• What is expected: Continue the Java documentation page for the Classifier interface below from the point where it ends.

• Document:
- - -

Interface Classifier<T>

Type Parameters:
T - the type of model input object.
All Superinterfaces:
Serializable, ToDoubleFunction<T>, ToIntFunction<T>
All Known Subinterfaces:
DataFrameClassifier
All Known Implementing Classes:
AbstractClassifier, AdaBoost, DecisionTree, DiscreteNaiveBayes, FLD, GradientTreeBoost, KNN, LDA, LogisticRegression, LogisticRegression.Binomial, LogisticRegression.Multinomial, Maxent, Maxent.Binomial, Maxent.Multinomial, MLP, NaiveBayes, OneVersusOne, OneVersusRest, QDA, RandomForest, RBFNetwork, RDA, SparseLogisticRegression, SparseLogisticRegression.Binomial, SparseLogisticRegression.Multinomial, SVM

public interface Classifier<T> extends ToIntFunction<T>, ToDoubleFunction<T>, Serializable
A classifier assigns an input object into one of a given number of categories. The input object is formally termed an instance, and the categories are termed classes. The instance is usually described by a vector of features, which together constitute a description of all known characteristics of the instance.

Classification normally refers to a supervised procedure, i.e. a procedure that produces an inferred function to predict the output value of new instances based on a training set of pairs consisting of an input object and a desired output value. The inferred function is called a classifier if the output is discrete or a regression function if the output is continuous.

  • Nested Class Summary

    Nested Classes
    Modifier and Type
    Interface
    Description
    static interface 
    The classifier trainer.
  • Method Summary

    Modifier and Type
    Method
    Description
    default double
     
    default int
     
    int[]
    Returns the class labels.
    static <T> Classifier<T>
    ensemble(Classifier<T>... models)
    Return an ensemble of multiple base models to obtain better predictive performance.
    int
    Returns the number of classes.
    default boolean
    Returns true if this is an online learner.
    default int[]
    Predicts the class labels of a list of instances.
    default int[]
    predict(List<T> x, List<double[]> posteriori)
    Predicts the class labels of a list of instances.
    default int[]
    Predicts the class labels of a dataset.
    default int[]
    predict(Dataset<T,?> x, List<double[]> posteriori)
    Predicts the class labels of a dataset.
    int
    Predicts the class label of an instance.
    default int[]
    predict(T[] x)
    Predicts the class labels of an array of instances.
    default int[]
    predict(T[] x, double[][] posteriori)
    Predicts the class labels of an array of instances.
    default int
    predict(T x, double[] posteriori)
    Predicts the class label of an instance and also calculate a posteriori probabilities.
    default double
    score(T x)
    The raw prediction score.
    default boolean
    Returns true if this is a soft classifier that can estimate the posteriori probabilities of classification.
    default void
    Updates the model with a mini-batch of new samples.

- - -

• Dataset entries:
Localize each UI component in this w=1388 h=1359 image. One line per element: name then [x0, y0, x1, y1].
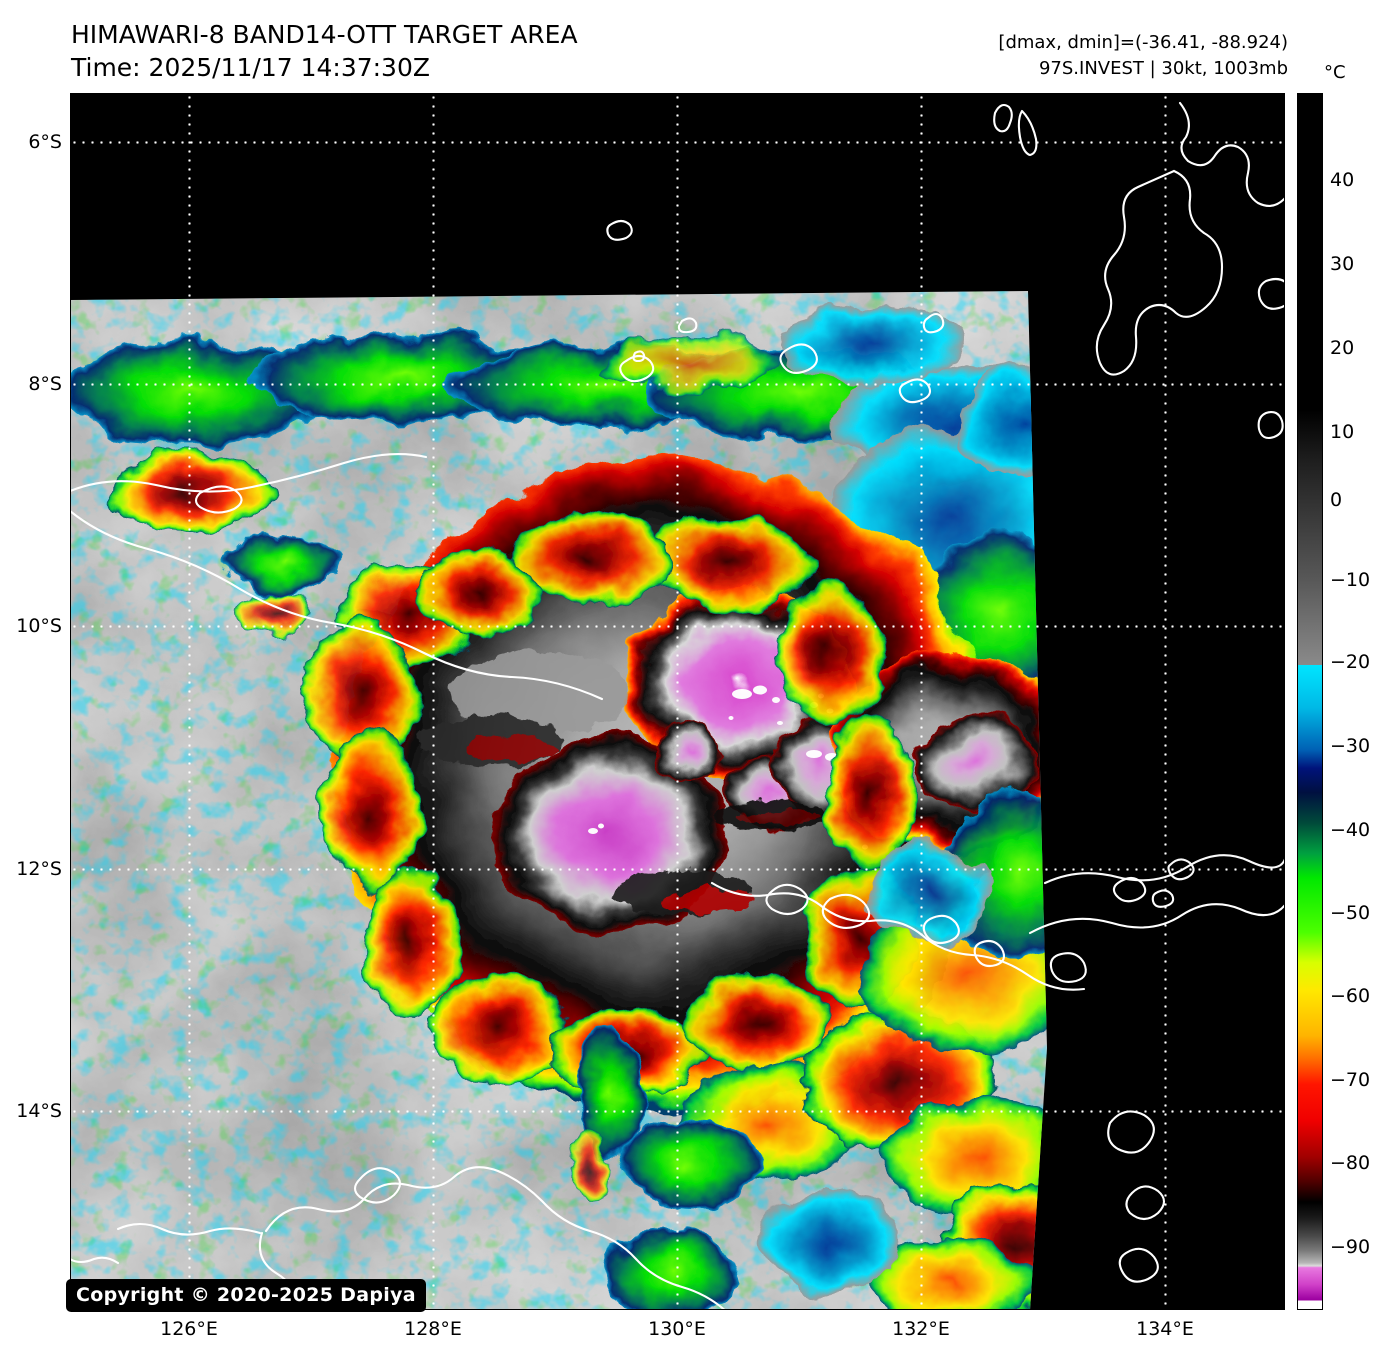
cbtick-m70: −70	[1330, 1069, 1371, 1091]
satellite-image-plot[interactable]	[70, 93, 1285, 1310]
satellite-imagery	[70, 93, 1285, 1310]
colorbar-gradient	[1298, 94, 1322, 1309]
xtick-126e: 126°E	[160, 1318, 218, 1340]
cold-top-east	[913, 713, 1037, 809]
time-line: Time: 2025/11/17 14:37:30Z	[71, 53, 430, 82]
cbtick-m30: −30	[1330, 735, 1371, 757]
coastlines	[70, 101, 1285, 1310]
title-line: HIMAWARI-8 BAND14-OTT TARGET AREA	[71, 20, 578, 49]
cbtick-30: 30	[1330, 253, 1355, 275]
cbtick-40: 40	[1330, 169, 1355, 191]
cbtick-20: 20	[1330, 337, 1355, 359]
colorbar[interactable]	[1297, 93, 1323, 1310]
xtick-128e: 128°E	[404, 1318, 462, 1340]
ytick-8s: 8°S	[28, 373, 62, 395]
page-title: HIMAWARI-8 BAND14-OTT TARGET AREA Time: 2…	[71, 18, 578, 84]
header-metadata: [dmax, dmin]=(-36.41, -88.924) 97S.INVES…	[998, 30, 1288, 82]
cbtick-m90: −90	[1330, 1236, 1371, 1258]
cbtick-m10: −10	[1330, 569, 1371, 591]
cbtick-m80: −80	[1330, 1152, 1371, 1174]
cbtick-m20: −20	[1330, 651, 1371, 673]
cbtick-m40: −40	[1330, 819, 1371, 841]
xtick-134e: 134°E	[1136, 1318, 1194, 1340]
ytick-12s: 12°S	[16, 858, 62, 880]
copyright-badge: Copyright © 2020-2025 Dapiya	[66, 1279, 426, 1312]
xtick-132e: 132°E	[892, 1318, 950, 1340]
cbtick-m60: −60	[1330, 985, 1371, 1007]
xtick-130e: 130°E	[648, 1318, 706, 1340]
cbtick-m50: −50	[1330, 902, 1371, 924]
cbtick-0: 0	[1330, 489, 1343, 511]
storm-info-label: 97S.INVEST | 30kt, 1003mb	[1038, 58, 1288, 79]
ytick-10s: 10°S	[16, 615, 62, 637]
scan-sector	[70, 291, 1047, 1310]
cbtick-10: 10	[1330, 421, 1355, 443]
dmax-dmin-label: [dmax, dmin]=(-36.41, -88.924)	[998, 32, 1288, 53]
ytick-14s: 14°S	[16, 1100, 62, 1122]
ytick-6s: 6°S	[28, 131, 62, 153]
colorbar-unit-label: °C	[1324, 62, 1346, 83]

- - -

• Response for this exercise:
    default void
    update(T[] x, int[] y)
    Updates the model with a mini-batch of new samples.
    default void
    update(T x, int y)
    Online update the classifier with a new training instance.
  • Method Details

    • numClasses

      int numClasses()
      Returns the number of classes.
      Returns:
      the number of classes.
    • classes

      int[] classes()
      Returns the class labels.
      Returns:
      the class labels.
    • predict

      int predict(T x)
      Predicts the class label of an instance.
      Parameters:
      x - the instance to be classified.
      Returns:
      the predicted class label.
    • score

      default double score(T x)
      The raw prediction score.
      Parameters:
      x - the instance to be classified.
      Returns:
      the raw prediction score.
    • applyAsInt

      default int applyAsInt(T x)
      Specified by:
      applyAsInt in interface ToIntFunction<T>
    • applyAsDouble

      default double applyAsDouble(T x)
      Specified by:
      applyAsDouble in interface ToDoubleFunction<T>
    • predict

      default int[] predict(T[] x)
      Predicts the class labels of an array of instances.
      Parameters:
      x - the instances to be classified.
      Returns:
      the predicted class labels.
    • predict

      default int[] predict(List<T> x)
      Predicts the class labels of a list of instances.
      Parameters:
      x - the instances to be classified.
      Returns:
      the predicted class labels.
    • predict

      default int[] predict(Dataset<T,?> x)
      Predicts the class labels of a dataset.
      Parameters:
      x - the dataset to be classified.
      Returns:
      the predicted class labels.
    • soft

      default boolean soft()
      Returns true if this is a soft classifier that can estimate the posteriori probabilities of classification.
      Returns:
      true if soft classifier.
    • predict

      default int predict(T x, double[] posteriori)
      Predicts the class label of an instance and also calculate a posteriori probabilities. Classifiers may NOT support this method since not all classification algorithms are able to calculate such a posteriori probabilities.
      Parameters:
      x - an instance to be classified.
      posteriori - a posteriori probabilities on output.
      Returns:
      the predicted class label
    • predict

      default int[] predict(T[] x, double[][] posteriori)
      Predicts the class labels of an array of instances.
      Parameters:
      x - the instances to be classified.
      posteriori - a posteriori probabilities on output.
      Returns:
      the predicted class labels.
    • predict

      default int[] predict(List<T> x, List<double[]> posteriori)
      Predicts the class labels of a list of instances.
      Parameters:
      x - the instances to be classified.
      posteriori - an empty list to store a posteriori probabilities on output.
      Returns:
      the predicted class labels.
    • predict

      default int[] predict(Dataset<T,?> x, List<double[]> posteriori)
      Predicts the class labels of a dataset.
      Parameters:
      x - the dataset to be classified.
      posteriori - an empty list to store a posteriori probabilities on output.
      Returns:
      the predicted class labels.
    • online

      default boolean online()
      Returns true if this is an online learner.
      Returns:
      true if online learner.
    • update

      default void update(T x, int y)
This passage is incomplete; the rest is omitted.